[SET EXERCISE] Scan the records and identify every line in which the string "document" occurs, then return those lines.

╔══

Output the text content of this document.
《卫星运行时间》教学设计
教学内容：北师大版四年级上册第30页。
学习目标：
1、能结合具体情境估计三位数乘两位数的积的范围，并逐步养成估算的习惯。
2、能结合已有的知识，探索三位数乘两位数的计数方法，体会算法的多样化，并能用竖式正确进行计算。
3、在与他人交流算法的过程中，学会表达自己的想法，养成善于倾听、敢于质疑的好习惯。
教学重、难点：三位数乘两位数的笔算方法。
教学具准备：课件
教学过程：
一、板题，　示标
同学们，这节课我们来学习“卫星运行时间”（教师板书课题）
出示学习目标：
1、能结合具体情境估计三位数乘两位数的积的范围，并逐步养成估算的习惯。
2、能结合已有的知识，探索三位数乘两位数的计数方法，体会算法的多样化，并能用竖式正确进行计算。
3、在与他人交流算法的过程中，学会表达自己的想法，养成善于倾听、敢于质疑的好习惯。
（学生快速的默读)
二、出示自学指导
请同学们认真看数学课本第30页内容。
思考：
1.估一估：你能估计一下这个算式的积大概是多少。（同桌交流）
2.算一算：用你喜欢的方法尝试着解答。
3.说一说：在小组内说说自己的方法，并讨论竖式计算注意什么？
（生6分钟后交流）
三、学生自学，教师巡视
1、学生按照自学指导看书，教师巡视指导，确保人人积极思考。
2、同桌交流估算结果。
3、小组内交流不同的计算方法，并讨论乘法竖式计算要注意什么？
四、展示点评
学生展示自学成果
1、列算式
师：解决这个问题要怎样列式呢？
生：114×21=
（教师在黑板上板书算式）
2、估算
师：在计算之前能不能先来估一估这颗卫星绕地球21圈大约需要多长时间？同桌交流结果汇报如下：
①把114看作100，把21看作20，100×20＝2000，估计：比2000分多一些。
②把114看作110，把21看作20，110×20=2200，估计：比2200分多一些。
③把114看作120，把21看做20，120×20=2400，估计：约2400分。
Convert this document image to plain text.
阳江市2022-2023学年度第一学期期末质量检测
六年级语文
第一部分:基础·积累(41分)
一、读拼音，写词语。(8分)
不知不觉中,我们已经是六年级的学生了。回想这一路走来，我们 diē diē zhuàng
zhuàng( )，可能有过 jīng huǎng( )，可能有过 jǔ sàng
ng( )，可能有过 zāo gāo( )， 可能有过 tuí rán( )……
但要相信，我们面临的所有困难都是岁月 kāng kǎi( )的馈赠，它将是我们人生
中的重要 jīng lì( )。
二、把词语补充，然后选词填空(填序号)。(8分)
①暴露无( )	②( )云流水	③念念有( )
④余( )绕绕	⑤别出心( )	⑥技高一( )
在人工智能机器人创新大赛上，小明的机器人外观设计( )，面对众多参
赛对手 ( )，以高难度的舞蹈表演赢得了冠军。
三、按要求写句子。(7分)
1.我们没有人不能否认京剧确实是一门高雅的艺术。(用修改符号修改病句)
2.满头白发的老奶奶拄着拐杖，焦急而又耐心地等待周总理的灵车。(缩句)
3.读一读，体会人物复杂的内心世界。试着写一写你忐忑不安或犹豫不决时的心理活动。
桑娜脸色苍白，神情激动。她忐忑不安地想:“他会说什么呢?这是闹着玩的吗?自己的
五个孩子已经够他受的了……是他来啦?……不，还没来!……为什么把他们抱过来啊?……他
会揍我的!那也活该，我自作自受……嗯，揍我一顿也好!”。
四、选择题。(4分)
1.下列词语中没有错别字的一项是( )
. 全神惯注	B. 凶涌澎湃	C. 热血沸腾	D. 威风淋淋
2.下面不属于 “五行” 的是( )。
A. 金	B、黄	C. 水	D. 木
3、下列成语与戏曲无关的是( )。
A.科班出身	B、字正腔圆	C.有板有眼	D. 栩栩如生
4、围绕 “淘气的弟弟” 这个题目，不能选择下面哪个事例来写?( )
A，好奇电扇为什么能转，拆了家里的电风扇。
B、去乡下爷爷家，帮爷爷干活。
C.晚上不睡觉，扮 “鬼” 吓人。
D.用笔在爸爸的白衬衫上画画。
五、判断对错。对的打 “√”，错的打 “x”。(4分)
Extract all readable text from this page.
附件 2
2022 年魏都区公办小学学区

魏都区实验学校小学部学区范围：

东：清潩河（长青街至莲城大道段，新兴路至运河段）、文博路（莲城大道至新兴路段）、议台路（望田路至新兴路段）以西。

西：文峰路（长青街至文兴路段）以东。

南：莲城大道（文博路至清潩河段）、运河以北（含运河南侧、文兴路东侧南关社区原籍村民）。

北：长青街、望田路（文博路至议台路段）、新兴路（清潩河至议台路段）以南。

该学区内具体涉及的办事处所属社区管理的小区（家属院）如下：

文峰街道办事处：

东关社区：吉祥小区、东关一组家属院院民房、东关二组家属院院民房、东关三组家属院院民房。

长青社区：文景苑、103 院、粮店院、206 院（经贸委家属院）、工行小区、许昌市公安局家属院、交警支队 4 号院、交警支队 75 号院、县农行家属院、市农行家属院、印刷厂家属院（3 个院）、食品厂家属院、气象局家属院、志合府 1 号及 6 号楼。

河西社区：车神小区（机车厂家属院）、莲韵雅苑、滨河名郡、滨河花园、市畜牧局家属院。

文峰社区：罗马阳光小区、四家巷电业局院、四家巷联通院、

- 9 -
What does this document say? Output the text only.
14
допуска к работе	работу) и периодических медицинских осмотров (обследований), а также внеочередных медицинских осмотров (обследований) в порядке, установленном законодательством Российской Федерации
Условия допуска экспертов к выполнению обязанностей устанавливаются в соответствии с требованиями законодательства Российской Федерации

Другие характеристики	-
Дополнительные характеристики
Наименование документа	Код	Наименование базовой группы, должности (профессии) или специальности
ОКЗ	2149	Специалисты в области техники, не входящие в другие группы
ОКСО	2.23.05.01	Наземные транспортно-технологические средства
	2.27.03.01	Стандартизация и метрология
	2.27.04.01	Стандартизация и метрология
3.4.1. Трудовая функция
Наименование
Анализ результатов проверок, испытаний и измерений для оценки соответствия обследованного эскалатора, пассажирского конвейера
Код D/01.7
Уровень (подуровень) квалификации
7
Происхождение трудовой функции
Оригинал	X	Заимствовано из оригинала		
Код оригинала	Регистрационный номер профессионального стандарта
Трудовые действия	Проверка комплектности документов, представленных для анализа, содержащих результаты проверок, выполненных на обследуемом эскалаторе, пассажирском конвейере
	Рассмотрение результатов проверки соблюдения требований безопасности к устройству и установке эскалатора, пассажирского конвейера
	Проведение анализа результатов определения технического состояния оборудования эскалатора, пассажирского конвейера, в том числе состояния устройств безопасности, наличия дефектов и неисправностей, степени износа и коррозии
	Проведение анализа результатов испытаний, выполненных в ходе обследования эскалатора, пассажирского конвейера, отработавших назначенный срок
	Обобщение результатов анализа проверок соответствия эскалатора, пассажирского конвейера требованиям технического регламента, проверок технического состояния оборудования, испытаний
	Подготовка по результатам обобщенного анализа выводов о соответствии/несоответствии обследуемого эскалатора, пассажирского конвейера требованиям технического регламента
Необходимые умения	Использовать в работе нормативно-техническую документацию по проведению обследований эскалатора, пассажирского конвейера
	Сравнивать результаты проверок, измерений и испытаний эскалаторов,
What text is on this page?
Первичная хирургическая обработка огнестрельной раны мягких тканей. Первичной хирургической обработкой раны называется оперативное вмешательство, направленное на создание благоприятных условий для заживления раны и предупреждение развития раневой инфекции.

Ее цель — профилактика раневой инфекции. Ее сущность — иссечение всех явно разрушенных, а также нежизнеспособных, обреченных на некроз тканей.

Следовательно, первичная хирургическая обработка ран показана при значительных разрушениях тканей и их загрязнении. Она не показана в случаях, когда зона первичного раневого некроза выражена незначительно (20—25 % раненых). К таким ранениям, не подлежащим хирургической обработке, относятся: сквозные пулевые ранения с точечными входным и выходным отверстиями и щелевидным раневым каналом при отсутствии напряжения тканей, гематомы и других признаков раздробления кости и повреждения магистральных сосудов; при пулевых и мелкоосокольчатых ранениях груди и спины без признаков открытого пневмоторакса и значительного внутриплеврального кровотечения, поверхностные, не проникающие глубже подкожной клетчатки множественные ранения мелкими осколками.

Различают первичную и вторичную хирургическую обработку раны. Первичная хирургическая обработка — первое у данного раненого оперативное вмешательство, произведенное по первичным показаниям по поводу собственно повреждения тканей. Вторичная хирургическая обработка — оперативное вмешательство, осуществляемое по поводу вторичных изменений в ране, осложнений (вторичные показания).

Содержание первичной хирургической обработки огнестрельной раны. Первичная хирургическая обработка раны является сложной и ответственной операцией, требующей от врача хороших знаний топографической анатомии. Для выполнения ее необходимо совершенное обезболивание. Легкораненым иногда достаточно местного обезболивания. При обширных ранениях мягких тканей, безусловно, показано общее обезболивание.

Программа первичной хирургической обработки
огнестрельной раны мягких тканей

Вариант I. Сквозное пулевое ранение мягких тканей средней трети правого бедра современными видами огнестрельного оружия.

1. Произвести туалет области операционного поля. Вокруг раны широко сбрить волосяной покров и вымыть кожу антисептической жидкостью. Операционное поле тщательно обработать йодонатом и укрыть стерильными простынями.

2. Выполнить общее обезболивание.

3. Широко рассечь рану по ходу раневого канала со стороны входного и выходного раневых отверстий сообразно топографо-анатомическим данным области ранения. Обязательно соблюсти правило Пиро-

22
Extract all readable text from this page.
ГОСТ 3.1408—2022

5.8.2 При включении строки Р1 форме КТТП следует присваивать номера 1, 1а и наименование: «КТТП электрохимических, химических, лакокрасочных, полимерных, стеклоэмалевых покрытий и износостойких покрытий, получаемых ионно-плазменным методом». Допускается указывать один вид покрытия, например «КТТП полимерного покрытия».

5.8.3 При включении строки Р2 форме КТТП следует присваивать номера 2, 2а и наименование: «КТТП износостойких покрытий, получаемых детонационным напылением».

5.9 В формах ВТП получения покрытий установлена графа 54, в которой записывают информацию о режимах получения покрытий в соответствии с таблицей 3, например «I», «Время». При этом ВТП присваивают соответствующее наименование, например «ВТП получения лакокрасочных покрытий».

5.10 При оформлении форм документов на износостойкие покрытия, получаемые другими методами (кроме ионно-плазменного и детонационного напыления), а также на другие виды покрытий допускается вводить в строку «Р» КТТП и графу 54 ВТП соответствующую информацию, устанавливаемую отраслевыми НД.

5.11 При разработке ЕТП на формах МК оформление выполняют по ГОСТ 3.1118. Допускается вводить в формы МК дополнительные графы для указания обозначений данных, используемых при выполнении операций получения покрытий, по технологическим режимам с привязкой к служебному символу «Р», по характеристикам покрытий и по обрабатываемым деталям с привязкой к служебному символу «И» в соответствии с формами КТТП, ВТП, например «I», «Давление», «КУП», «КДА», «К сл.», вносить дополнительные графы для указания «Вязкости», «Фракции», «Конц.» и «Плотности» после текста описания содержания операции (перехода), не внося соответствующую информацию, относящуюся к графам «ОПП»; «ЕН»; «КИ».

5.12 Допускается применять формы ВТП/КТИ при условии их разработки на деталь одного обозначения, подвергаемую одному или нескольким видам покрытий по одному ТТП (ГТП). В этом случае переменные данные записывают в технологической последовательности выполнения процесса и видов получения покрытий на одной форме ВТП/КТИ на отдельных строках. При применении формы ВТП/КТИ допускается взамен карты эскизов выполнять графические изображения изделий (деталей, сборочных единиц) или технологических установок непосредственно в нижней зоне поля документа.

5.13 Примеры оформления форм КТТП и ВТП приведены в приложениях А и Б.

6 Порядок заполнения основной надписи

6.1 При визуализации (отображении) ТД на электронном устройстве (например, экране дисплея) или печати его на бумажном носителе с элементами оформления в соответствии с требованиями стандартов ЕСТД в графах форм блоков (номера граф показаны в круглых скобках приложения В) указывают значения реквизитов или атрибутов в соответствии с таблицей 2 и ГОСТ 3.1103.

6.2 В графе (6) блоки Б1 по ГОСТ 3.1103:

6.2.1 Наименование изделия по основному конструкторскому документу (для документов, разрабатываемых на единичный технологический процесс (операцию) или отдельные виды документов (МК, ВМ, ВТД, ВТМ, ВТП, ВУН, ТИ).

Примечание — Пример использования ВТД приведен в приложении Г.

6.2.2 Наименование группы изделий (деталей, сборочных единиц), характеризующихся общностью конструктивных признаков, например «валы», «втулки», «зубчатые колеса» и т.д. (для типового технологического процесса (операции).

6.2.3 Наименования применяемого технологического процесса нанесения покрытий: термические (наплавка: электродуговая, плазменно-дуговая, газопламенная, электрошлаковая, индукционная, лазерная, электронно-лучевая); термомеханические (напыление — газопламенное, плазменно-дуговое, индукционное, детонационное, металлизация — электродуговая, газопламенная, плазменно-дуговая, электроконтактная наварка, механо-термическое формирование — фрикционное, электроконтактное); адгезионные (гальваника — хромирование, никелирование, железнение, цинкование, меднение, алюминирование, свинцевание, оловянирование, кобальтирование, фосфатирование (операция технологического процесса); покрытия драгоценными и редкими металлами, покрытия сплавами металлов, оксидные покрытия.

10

╚══

[EXPECTED ANSWER]
Output the text content of this document.
Convert this document image to plain text.
What does this document say? Output the text only.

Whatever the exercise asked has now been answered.